PROBLEM TO SOLVE:
Please copy all the lines that follow, word for word.

-- begin RECORDS FOR PROCESSING --

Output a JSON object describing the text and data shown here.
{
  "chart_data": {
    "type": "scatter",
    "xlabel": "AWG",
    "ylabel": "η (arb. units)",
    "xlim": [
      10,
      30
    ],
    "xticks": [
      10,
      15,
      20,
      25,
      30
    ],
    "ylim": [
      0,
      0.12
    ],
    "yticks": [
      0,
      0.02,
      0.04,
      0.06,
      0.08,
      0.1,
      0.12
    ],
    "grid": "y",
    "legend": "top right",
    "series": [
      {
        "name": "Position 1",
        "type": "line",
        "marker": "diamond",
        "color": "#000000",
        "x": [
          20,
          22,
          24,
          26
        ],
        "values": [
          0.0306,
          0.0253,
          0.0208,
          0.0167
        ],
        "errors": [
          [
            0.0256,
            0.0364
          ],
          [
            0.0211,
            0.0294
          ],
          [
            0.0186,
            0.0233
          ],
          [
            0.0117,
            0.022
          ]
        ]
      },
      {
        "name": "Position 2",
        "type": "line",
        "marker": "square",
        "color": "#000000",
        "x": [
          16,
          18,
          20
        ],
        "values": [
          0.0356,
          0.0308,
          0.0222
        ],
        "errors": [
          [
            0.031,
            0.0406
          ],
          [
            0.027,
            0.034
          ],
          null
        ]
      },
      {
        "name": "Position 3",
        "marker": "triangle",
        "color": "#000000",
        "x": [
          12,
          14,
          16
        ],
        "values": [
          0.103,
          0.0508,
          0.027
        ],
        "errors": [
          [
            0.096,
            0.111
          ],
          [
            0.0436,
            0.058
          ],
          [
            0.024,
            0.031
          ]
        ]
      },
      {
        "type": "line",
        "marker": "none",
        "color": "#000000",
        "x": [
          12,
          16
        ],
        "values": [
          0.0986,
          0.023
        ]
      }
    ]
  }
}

-- end RECORDS FOR PROCESSING --

IN RESPONSE:
Output a JSON object describing the text and data shown here.
{
  "chart_data": {
    "type": "scatter",
    "xlabel": "AWG",
    "ylabel": "η (arb. units)",
    "xlim": [
      10,
      30
    ],
    "xticks": [
      10,
      15,
      20,
      25,
      30
    ],
    "ylim": [
      0,
      0.12
    ],
    "yticks": [
      0,
      0.02,
      0.04,
      0.06,
      0.08,
      0.1,
      0.12
    ],
    "grid": "y",
    "legend": "top right",
    "series": [
      {
        "name": "Position 1",
        "type": "line",
        "marker": "diamond",
        "color": "#000000",
        "x": [
          20,
          22,
          24,
          26
        ],
        "values": [
          0.0306,
          0.0253,
          0.0208,
          0.0167
        ],
        "errors": [
          [
            0.0256,
            0.0364
          ],
          [
            0.0211,
            0.0294
          ],
          [
            0.0186,
            0.0233
          ],
          [
            0.0117,
            0.022
          ]
        ]
      },
      {
        "name": "Position 2",
        "type": "line",
        "marker": "square",
        "color": "#000000",
        "x": [
          16,
          18,
          20
        ],
        "values": [
          0.0356,
          0.0308,
          0.0222
        ],
        "errors": [
          [
            0.031,
            0.0406
          ],
          [
            0.027,
            0.034
          ],
          null
        ]
      },
      {
        "name": "Position 3",
        "marker": "triangle",
        "color": "#000000",
        "x": [
          12,
          14,
          16
        ],
        "values": [
          0.103,
          0.0508,
          0.027
        ],
        "errors": [
          [
            0.096,
            0.111
          ],
          [
            0.0436,
            0.058
          ],
          [
            0.024,
            0.031
          ]
        ]
      },
      {
        "type": "line",
        "marker": "none",
        "color": "#000000",
        "x": [
          12,
          16
        ],
        "values": [
          0.0986,
          0.023
        ]
      }
    ]
  }
}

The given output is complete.